Dataset rows about figures
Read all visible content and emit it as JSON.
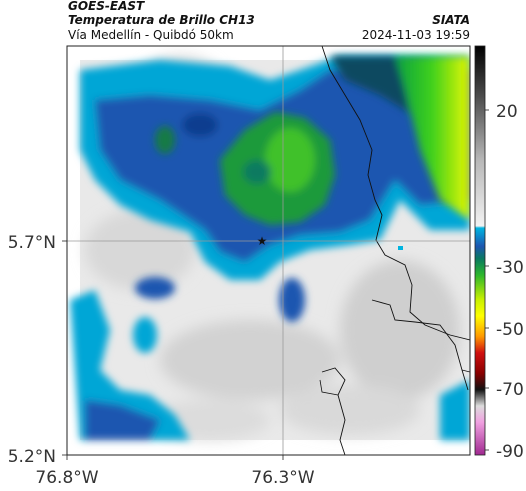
{
  "header": {
    "satellite": "GOES-EAST",
    "product": "Temperatura de Brillo CH13",
    "route": "Vía Medellín - Quibdó 50km",
    "source": "SIATA",
    "timestamp": "2024-11-03 19:59"
  },
  "map": {
    "lat_ticks": [
      "5.7°N",
      "5.2°N"
    ],
    "lon_ticks": [
      "76.8°W",
      "76.3°W"
    ],
    "marker_icon": "star-icon"
  },
  "colorbar": {
    "ticks": [
      "20",
      "-30",
      "-50",
      "-70",
      "-90"
    ],
    "colors": {
      "warm_gray": "#d0d0d0",
      "cyan": "#00a6d6",
      "blue": "#1e56b0",
      "green": "#2db72d",
      "yellow": "#ffff00",
      "red": "#d01010",
      "dark": "#111111",
      "magenta": "#c040b0"
    }
  }
}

_What is expected_: Repeat the material above verbatim. Leave the pictures behind.

_The solution_:
Read all visible content and emit it as JSON.
{
  "header": {
    "satellite": "GOES-EAST",
    "product": "Temperatura de Brillo CH13",
    "route": "Vía Medellín - Quibdó 50km",
    "source": "SIATA",
    "timestamp": "2024-11-03 19:59"
  },
  "map": {
    "lat_ticks": [
      "5.7°N",
      "5.2°N"
    ],
    "lon_ticks": [
      "76.8°W",
      "76.3°W"
    ],
    "marker_icon": "star-icon"
  },
  "colorbar": {
    "ticks": [
      "20",
      "-30",
      "-50",
      "-70",
      "-90"
    ],
    "colors": {
      "warm_gray": "#d0d0d0",
      "cyan": "#00a6d6",
      "blue": "#1e56b0",
      "green": "#2db72d",
      "yellow": "#ffff00",
      "red": "#d01010",
      "dark": "#111111",
      "magenta": "#c040b0"
    }
  }
}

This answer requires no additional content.